**Aufgaben:**
[A] Fasse im Beitrag über den Miniteich den Absatz, der mit „in unserem Garten befinden sich“ beginnt, als knappe Liste zusammen. Die wesentlichen Fakten sollen erhalten bleiben.
[B] Beantworte die folgenden Fragen zum Beitrag über den Miniteich.
(i) An welchem Datum wurde der Beitrag verfasst?
(ii) Welche Pflanzen sind verschwunden, seit das Feenmoos im Miniteich ist?
(iii) Was wurde bisher höchstens für die Miniteiche getan?
[C] Schreibe den Beitrag über den Miniteich nach seinem letzten Satz weiter.

**Vorliegender Text:**
+--

# Zuviele Pflanzen im Miniteich?



## Waterlily (3. Juni 2016)

Liebe Miniteich-Profis, 

in unserem Garten befinden sich neben einem großen Teich auch 2 Minis. Wir wissen nicht wie alt die sind oder wieviel Volumen die haben (das könnte man aber sicherlich grob berechnen). Bisher haben wir diese Minis komplett sich selbst überlassen, höchstens mal etwas Wasser nachgefüllt, wenn im Sommer der Wasserpegel zu stark abgesunken ist. In dem Mini auf den Bildern wohnt eine Seerose mit ziemlich großen Blättern, viel (!) __ Hornkraut, einige Krebsscheren und seit letztem Jahr auch Feenmoos, das eher aus Versehen hineingelangt ist. Bevor das Feenmoos da war gab es viele __ Wasserlinsen, aber die sind jetzt weg. Außerdem beherbergt der Mini jede Menge __ Molche, kleine __ Frösche, Libellenlarven, __ Schnecken und __ Egel. Ich denke, dass es allmählich ein bisschen viele Pflanzen sind, besonders das Hornkraut wächst bis unter die Wasseroberfläche. Meint ihr es wäre besser den Teich mal auszulichten oder besser gefragt: Gibt es irgendwann eine ungesunde Zahl an Pflanzen? Mich würde es optisch überhaupt nicht stören, aber wenn es den Pflanzen oder Tieren schadet, weil evtl. die Wasserqualität leidet, dann würde ich einiges rausnehmen.

+--

**Datenauszug:**
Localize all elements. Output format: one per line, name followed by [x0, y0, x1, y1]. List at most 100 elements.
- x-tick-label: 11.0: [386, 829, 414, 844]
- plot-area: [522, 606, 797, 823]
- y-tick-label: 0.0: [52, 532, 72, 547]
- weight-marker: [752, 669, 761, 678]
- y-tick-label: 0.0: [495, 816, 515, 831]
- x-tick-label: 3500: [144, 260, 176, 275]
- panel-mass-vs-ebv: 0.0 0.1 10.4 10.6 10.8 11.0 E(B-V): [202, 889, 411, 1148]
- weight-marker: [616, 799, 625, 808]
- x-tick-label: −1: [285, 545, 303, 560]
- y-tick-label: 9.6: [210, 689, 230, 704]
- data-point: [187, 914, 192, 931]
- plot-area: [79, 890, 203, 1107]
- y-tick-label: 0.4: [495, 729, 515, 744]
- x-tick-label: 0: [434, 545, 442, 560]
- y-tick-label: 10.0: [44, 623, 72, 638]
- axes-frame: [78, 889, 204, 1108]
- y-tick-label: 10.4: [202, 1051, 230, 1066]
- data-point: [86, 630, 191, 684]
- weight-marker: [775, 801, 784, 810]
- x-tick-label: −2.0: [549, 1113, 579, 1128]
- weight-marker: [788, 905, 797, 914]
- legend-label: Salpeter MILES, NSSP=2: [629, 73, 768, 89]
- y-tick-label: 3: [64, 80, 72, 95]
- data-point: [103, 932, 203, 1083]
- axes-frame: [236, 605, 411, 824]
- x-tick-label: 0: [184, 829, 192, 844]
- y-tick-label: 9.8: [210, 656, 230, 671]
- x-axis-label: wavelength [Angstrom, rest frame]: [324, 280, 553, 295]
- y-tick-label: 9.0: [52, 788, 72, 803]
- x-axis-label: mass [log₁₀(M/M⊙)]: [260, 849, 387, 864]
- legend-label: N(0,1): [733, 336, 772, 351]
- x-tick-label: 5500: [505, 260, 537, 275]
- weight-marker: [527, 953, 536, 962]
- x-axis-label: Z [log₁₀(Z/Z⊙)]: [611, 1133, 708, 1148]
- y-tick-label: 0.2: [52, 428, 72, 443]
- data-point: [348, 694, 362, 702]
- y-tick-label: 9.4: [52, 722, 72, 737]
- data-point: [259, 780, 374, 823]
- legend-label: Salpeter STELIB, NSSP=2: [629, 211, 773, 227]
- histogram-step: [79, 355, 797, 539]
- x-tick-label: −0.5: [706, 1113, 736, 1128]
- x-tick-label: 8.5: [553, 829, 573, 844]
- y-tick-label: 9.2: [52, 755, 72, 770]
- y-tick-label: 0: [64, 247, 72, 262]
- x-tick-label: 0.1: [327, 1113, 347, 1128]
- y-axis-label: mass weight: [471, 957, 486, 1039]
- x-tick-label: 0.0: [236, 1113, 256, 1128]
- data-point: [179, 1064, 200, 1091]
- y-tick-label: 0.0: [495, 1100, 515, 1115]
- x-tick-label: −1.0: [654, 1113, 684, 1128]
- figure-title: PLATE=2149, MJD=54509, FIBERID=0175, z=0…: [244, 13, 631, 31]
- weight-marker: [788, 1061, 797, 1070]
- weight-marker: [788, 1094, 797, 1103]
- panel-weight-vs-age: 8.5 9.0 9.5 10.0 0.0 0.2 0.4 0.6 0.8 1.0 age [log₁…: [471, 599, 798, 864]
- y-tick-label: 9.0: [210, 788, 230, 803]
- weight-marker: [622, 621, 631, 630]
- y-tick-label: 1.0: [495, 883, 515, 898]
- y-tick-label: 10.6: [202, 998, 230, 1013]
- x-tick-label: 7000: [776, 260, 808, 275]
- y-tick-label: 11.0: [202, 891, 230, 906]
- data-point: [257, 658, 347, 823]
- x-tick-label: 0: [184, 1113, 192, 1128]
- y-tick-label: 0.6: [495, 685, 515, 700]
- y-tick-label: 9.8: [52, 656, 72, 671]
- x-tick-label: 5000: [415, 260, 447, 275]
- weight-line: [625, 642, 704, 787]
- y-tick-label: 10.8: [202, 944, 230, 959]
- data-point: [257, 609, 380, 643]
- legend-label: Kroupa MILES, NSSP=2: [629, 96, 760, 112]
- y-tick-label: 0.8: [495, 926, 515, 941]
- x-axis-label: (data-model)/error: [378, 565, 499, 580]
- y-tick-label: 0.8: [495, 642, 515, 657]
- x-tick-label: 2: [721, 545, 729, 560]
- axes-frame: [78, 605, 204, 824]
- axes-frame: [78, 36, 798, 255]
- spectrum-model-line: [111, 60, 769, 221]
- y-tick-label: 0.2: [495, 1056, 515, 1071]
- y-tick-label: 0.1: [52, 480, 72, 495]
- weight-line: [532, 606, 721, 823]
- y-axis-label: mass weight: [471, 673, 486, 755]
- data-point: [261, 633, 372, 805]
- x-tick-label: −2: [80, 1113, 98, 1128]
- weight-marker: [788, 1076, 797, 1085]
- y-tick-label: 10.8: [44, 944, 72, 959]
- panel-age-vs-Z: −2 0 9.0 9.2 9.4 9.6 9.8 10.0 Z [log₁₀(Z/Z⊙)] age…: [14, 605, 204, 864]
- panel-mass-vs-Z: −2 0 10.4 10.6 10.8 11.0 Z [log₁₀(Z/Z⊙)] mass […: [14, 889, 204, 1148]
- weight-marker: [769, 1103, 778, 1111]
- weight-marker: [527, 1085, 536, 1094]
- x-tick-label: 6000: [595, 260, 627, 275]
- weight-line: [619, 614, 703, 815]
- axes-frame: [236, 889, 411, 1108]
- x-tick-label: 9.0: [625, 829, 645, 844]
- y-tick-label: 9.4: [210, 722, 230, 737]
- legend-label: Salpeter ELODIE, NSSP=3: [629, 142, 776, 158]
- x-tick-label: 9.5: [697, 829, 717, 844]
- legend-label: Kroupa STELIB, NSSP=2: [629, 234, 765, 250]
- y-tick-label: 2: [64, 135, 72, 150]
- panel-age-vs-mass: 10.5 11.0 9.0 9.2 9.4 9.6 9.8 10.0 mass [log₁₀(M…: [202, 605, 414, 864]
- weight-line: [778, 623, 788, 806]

+--

**Lösungen:**
[A]
- Im Garten gibt es einen großen Teich und zwei Miniteiche. Alter und Volumen der Miniteiche sind unbekannt.
- Die Miniteiche blieben bisher sich selbst überlassen. Nur wenn der Wasserpegel im Sommer zu stark sank, wurde Wasser nachgefüllt.
- Pflanzen im abgebildeten Miniteich: eine Seerose mit großen Blättern, sehr viel Hornkraut, einige Krebsscheren und seit letztem Jahr Feenmoos, das eher versehentlich hineinkam.
- Die früher zahlreichen Wasserlinsen sind seit dem Feenmoos verschwunden.
- Tiere: viele Molche, kleine Frösche, Libellenlarven, Schnecken und Egel.
- Die Pflanzen werden allmählich zu viele. Vor allem das Hornkraut wächst bis unter die Wasseroberfläche.
- Frage: Sollte man den Teich auslichten, und gibt es eine ungesunde Menge an Pflanzen?
- Optisch stört die Fülle nicht. Falls sie aber über die Wasserqualität Pflanzen oder Tieren schadet, soll einiges entfernt werden.

[B]
(i) Am 3. Juni 2016.
(ii) Die Wasserlinsen.
(iii) Es wurde etwas Wasser nachgefüllt, wenn der Wasserpegel im Sommer zu stark abgesunken war.

[C]
Danke und Gruß

Sonja


----------



## troll20 (3. Juni 2016)

Ein zu viel wird eher durch fehlendes Wachstum begrenzt, weil nicht mehr genug Nahrung oder Licht oder Wasser begrenzt. 
Was jedoch passieren wird, ist das die Teichlein relativ schnell verlanden, wenn nicht genug Pflanzenmasse ausgetragen wird im Herbst z.B.


----------



## pema (3. Juni 2016)

Hallo Sonja,
ich finde den kleinen Teich sehr schön...und die darin lebenden Tiere finden das wohl auch.
Wenn dir __ Hornkraut und Krebsscheren zu viel werden und du kein Wasser mehr sehen kannst, könntest du natürlich im Herbst die eine oder andere Pflanze entnehmen.
Ansonsten ist es so wie Rene schrieb: der Teich wird im Laufe der Zeit verlanden....fände ich jetzt auch nicht sooo tragisch.
petra


----------



## Waterlily (3. Juni 2016)

Verlanden bedeutet, dass sich zunehmend Schlamm bildet? Im Herbst fällt sehr viel Laub von den Ahornen ins Wasser und die Seerosenblätter sterben auch ab. Bisher habe ich noch nie das Laub oder die toten Blätter entfernt und ich habe auch keine Ahnung, ob (bestimmt) und wieviel Schlamm sich am Boden schon befindet oder ob die Seerose in einem Korb sitzt etc. Der Haus- und Garten-Vorbesitzer ist gestorben, da bekomme ich auch keine Infos mehr.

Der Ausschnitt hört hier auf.